# [Given task]
Convert everything from the start of the records through the line containing "avatar[interactable] <box>14 272 52 310</box>" into a Markdown table with the columns Row and Text. Number each row and omit blank lines.
____ Input
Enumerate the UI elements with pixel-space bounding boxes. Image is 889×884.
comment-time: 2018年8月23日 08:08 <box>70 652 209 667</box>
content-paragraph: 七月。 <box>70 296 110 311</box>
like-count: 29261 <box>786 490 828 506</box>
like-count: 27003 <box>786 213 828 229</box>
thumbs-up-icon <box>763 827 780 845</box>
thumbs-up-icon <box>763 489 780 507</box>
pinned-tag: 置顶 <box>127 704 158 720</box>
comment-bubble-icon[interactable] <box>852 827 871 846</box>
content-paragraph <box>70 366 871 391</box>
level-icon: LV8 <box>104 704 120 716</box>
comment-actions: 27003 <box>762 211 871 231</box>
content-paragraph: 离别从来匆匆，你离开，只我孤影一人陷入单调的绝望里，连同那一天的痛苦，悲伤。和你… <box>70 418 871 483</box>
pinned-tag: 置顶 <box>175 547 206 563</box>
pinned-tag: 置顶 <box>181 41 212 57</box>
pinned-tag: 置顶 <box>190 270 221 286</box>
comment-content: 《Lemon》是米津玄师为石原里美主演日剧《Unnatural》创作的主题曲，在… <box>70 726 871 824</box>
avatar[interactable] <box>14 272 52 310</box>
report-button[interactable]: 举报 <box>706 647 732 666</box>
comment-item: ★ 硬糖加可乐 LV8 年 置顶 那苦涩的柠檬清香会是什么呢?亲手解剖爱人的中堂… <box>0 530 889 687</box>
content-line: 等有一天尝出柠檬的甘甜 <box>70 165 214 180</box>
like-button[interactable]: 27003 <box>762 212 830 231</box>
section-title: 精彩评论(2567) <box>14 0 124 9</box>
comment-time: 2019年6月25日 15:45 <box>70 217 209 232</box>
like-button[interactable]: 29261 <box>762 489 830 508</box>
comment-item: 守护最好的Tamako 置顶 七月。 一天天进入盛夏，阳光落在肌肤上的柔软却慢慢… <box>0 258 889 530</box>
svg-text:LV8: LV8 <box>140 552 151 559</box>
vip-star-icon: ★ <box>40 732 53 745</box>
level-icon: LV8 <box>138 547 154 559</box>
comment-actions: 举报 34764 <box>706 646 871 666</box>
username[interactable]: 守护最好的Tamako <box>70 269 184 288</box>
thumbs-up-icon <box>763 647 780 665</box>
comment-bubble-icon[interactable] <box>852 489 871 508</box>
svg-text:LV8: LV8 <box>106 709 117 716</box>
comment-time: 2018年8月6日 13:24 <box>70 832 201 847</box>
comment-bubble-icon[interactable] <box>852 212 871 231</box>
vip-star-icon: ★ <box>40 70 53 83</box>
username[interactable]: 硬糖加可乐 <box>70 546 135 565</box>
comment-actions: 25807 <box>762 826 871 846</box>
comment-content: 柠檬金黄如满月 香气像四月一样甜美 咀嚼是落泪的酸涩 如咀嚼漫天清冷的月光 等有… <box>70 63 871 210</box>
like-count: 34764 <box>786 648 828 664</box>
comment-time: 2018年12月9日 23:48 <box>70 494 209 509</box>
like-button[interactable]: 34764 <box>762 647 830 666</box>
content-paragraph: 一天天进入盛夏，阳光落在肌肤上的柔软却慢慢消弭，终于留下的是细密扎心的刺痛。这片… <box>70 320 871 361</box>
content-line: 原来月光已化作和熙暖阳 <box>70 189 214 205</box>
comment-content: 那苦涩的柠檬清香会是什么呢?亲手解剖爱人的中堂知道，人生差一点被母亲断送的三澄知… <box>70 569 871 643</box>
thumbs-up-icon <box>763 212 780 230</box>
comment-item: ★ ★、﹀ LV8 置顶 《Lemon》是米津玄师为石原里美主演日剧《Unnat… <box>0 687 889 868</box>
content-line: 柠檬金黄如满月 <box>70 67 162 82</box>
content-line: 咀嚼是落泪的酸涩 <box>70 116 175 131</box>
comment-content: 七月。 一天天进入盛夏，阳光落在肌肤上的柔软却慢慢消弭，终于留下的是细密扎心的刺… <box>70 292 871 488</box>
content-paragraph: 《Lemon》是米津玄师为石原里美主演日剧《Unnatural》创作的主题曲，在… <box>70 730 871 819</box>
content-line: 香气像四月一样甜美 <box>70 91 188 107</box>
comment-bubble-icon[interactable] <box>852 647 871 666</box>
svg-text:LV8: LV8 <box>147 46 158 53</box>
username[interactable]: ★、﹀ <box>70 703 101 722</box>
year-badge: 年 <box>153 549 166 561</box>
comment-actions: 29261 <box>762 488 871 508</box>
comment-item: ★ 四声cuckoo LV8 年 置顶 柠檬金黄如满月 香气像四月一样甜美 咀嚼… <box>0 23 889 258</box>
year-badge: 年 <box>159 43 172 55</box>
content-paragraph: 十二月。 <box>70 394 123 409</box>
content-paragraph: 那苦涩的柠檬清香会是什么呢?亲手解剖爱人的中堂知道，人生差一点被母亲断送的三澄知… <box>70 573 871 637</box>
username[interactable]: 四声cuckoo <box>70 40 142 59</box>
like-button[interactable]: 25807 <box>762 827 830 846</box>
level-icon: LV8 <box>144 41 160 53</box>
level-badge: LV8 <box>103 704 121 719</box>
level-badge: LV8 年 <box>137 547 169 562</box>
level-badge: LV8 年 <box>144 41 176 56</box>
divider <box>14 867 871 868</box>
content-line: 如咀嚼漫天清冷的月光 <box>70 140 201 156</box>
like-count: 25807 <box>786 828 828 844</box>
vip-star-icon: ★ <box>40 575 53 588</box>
________
# [Solution below]
| Row | Text |
|---|---|
| 1 | Enumerate the UI elements with pixel-space bounding boxes. Image is 889×884. |
| 2 | comment-time: 2018年8月23日 08:08 <box>70 652 209 667</box> |
| 3 | content-paragraph: 七月。 <box>70 296 110 311</box> |
| 4 | like-count: 29261 <box>786 490 828 506</box> |
| 5 | like-count: 27003 <box>786 213 828 229</box> |
| 6 | thumbs-up-icon <box>763 827 780 845</box> |
| 7 | thumbs-up-icon <box>763 489 780 507</box> |
| 8 | pinned-tag: 置顶 <box>127 704 158 720</box> |
| 9 | comment-bubble-icon[interactable] <box>852 827 871 846</box> |
| 10 | content-paragraph <box>70 366 871 391</box> |
| 11 | level-icon: LV8 <box>104 704 120 716</box> |
| 12 | comment-actions: 27003 <box>762 211 871 231</box> |
| 13 | content-paragraph: 离别从来匆匆，你离开，只我孤影一人陷入单调的绝望里，连同那一天的痛苦，悲伤。和你… <box>70 418 871 483</box> |
| 14 | pinned-tag: 置顶 <box>175 547 206 563</box> |
| 15 | pinned-tag: 置顶 <box>181 41 212 57</box> |
| 16 | pinned-tag: 置顶 <box>190 270 221 286</box> |
| 17 | comment-content: 《Lemon》是米津玄师为石原里美主演日剧《Unnatural》创作的主题曲，在… <box>70 726 871 824</box> |
| 18 | avatar[interactable] <box>14 272 52 310</box> |